Give every line of the material again, exactly as written.

* * * * * * *

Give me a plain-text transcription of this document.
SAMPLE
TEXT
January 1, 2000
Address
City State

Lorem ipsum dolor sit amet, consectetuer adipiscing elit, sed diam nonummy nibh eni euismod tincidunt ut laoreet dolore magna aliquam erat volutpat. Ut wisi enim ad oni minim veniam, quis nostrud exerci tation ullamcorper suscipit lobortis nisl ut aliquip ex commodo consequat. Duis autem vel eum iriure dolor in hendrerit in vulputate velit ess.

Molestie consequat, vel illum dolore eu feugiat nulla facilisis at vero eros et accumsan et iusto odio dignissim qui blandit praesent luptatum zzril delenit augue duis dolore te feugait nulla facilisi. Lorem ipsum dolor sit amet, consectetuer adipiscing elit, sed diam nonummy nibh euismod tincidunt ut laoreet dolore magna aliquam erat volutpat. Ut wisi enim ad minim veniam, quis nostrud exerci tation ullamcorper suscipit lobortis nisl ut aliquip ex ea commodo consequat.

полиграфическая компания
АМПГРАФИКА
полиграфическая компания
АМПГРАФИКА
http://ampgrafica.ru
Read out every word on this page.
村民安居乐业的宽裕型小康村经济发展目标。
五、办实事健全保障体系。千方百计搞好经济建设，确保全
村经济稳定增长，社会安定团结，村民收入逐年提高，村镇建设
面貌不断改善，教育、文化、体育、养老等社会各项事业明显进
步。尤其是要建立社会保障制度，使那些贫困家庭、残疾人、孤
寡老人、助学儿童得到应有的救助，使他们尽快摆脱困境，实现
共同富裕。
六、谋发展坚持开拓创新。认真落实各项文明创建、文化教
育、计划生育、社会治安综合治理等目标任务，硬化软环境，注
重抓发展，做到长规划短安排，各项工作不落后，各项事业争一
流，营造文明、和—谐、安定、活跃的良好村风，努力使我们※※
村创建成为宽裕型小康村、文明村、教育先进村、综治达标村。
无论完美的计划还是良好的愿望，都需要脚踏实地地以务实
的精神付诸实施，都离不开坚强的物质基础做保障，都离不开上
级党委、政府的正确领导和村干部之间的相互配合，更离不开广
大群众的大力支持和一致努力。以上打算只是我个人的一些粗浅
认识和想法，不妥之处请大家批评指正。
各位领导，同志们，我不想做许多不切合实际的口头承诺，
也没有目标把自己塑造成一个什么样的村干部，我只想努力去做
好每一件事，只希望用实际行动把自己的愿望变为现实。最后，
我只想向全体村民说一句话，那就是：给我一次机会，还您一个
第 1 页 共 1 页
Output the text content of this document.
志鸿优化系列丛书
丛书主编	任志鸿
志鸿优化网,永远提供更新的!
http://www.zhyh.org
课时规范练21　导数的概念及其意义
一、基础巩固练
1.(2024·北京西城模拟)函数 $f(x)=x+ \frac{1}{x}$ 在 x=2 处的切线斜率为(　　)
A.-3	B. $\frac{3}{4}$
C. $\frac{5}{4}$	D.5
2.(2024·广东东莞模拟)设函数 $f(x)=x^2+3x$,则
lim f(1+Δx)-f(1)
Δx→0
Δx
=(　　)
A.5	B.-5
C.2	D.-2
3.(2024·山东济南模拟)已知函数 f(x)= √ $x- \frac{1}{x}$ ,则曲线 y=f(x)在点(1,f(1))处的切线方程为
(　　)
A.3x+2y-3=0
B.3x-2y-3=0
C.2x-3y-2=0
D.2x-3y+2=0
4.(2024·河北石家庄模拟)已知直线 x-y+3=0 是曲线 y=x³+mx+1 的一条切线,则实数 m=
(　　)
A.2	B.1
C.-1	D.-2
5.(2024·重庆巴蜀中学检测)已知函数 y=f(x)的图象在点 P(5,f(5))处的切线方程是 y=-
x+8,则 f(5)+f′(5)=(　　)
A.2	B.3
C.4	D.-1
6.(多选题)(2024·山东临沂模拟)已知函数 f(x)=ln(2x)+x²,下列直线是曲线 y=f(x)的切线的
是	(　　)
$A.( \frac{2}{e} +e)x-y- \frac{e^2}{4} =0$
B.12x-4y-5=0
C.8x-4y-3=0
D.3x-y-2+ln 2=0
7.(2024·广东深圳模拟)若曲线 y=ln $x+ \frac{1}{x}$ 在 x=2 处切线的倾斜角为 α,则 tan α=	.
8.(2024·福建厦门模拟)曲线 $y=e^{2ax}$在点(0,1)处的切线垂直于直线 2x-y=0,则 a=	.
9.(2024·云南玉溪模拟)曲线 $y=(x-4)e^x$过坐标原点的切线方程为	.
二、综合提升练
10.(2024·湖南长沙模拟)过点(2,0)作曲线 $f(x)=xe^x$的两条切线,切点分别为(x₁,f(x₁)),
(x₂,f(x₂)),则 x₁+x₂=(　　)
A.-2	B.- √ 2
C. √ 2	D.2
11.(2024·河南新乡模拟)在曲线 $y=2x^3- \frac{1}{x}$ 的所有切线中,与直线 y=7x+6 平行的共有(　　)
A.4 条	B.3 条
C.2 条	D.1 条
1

* * * * * * *

Expected answer ::
Give me a plain-text transcription of this document.
SAMPLE
TEXT
January 1, 2000
Address
City State

Lorem ipsum dolor sit amet, consectetuer adipiscing elit, sed diam nonummy nibh eni euismod tincidunt ut laoreet dolore magna aliquam erat volutpat. Ut wisi enim ad oni minim veniam, quis nostrud exerci tation ullamcorper suscipit lobortis nisl ut aliquip ex commodo consequat. Duis autem vel eum iriure dolor in hendrerit in vulputate velit ess.

Molestie consequat, vel illum dolore eu feugiat nulla facilisis at vero eros et accumsan et iusto odio dignissim qui blandit praesent luptatum zzril delenit augue duis dolore te feugait nulla facilisi. Lorem ipsum dolor sit amet, consectetuer adipiscing elit, sed diam nonummy nibh euismod tincidunt ut laoreet dolore magna aliquam erat volutpat. Ut wisi enim ad minim veniam, quis nostrud exerci tation ullamcorper suscipit lobortis nisl ut aliquip ex ea commodo consequat.

полиграфическая компания
АМПГРАФИКА
полиграфическая компания
АМПГРАФИКА
http://ampgrafica.ru
Read out every word on this page.
村民安居乐业的宽裕型小康村经济发展目标。
五、办实事健全保障体系。千方百计搞好经济建设，确保全
村经济稳定增长，社会安定团结，村民收入逐年提高，村镇建设
面貌不断改善，教育、文化、体育、养老等社会各项事业明显进
步。尤其是要建立社会保障制度，使那些贫困家庭、残疾人、孤
寡老人、助学儿童得到应有的救助，使他们尽快摆脱困境，实现
共同富裕。
六、谋发展坚持开拓创新。认真落实各项文明创建、文化教
育、计划生育、社会治安综合治理等目标任务，硬化软环境，注
重抓发展，做到长规划短安排，各项工作不落后，各项事业争一
流，营造文明、和—谐、安定、活跃的良好村风，努力使我们※※
村创建成为宽裕型小康村、文明村、教育先进村、综治达标村。
无论完美的计划还是良好的愿望，都需要脚踏实地地以务实
的精神付诸实施，都离不开坚强的物质基础做保障，都离不开上
级党委、政府的正确领导和村干部之间的相互配合，更离不开广
大群众的大力支持和一致努力。以上打算只是我个人的一些粗浅
认识和想法，不妥之处请大家批评指正。
各位领导，同志们，我不想做许多不切合实际的口头承诺，
也没有目标把自己塑造成一个什么样的村干部，我只想努力去做
好每一件事，只希望用实际行动把自己的愿望变为现实。最后，
我只想向全体村民说一句话，那就是：给我一次机会，还您一个
第 1 页 共 1 页
Output the text content of this document.
志鸿优化系列丛书
丛书主编	任志鸿
志鸿优化网,永远提供更新的!
http://www.zhyh.org
课时规范练21　导数的概念及其意义
一、基础巩固练
1.(2024·北京西城模拟)函数 $f(x)=x+ \frac{1}{x}$ 在 x=2 处的切线斜率为(　　)
A.-3	B. $\frac{3}{4}$
C. $\frac{5}{4}$	D.5
2.(2024·广东东莞模拟)设函数 $f(x)=x^2+3x$,则
lim f(1+Δx)-f(1)
Δx→0
Δx
=(　　)
A.5	B.-5
C.2	D.-2
3.(2024·山东济南模拟)已知函数 f(x)= √ $x- \frac{1}{x}$ ,则曲线 y=f(x)在点(1,f(1))处的切线方程为
(　　)
A.3x+2y-3=0
B.3x-2y-3=0
C.2x-3y-2=0
D.2x-3y+2=0
4.(2024·河北石家庄模拟)已知直线 x-y+3=0 是曲线 y=x³+mx+1 的一条切线,则实数 m=
(　　)
A.2	B.1
C.-1	D.-2
5.(2024·重庆巴蜀中学检测)已知函数 y=f(x)的图象在点 P(5,f(5))处的切线方程是 y=-
x+8,则 f(5)+f′(5)=(　　)
A.2	B.3
C.4	D.-1
6.(多选题)(2024·山东临沂模拟)已知函数 f(x)=ln(2x)+x²,下列直线是曲线 y=f(x)的切线的
是	(　　)
$A.( \frac{2}{e} +e)x-y- \frac{e^2}{4} =0$
B.12x-4y-5=0
C.8x-4y-3=0
D.3x-y-2+ln 2=0
7.(2024·广东深圳模拟)若曲线 y=ln $x+ \frac{1}{x}$ 在 x=2 处切线的倾斜角为 α,则 tan α=	.
8.(2024·福建厦门模拟)曲线 $y=e^{2ax}$在点(0,1)处的切线垂直于直线 2x-y=0,则 a=	.
9.(2024·云南玉溪模拟)曲线 $y=(x-4)e^x$过坐标原点的切线方程为	.
二、综合提升练
10.(2024·湖南长沙模拟)过点(2,0)作曲线 $f(x)=xe^x$的两条切线,切点分别为(x₁,f(x₁)),
(x₂,f(x₂)),则 x₁+x₂=(　　)
A.-2	B.- √ 2
C. √ 2	D.2
11.(2024·河南新乡模拟)在曲线 $y=2x^3- \frac{1}{x}$ 的所有切线中,与直线 y=7x+6 平行的共有(　　)
A.4 条	B.3 条
C.2 条	D.1 条
1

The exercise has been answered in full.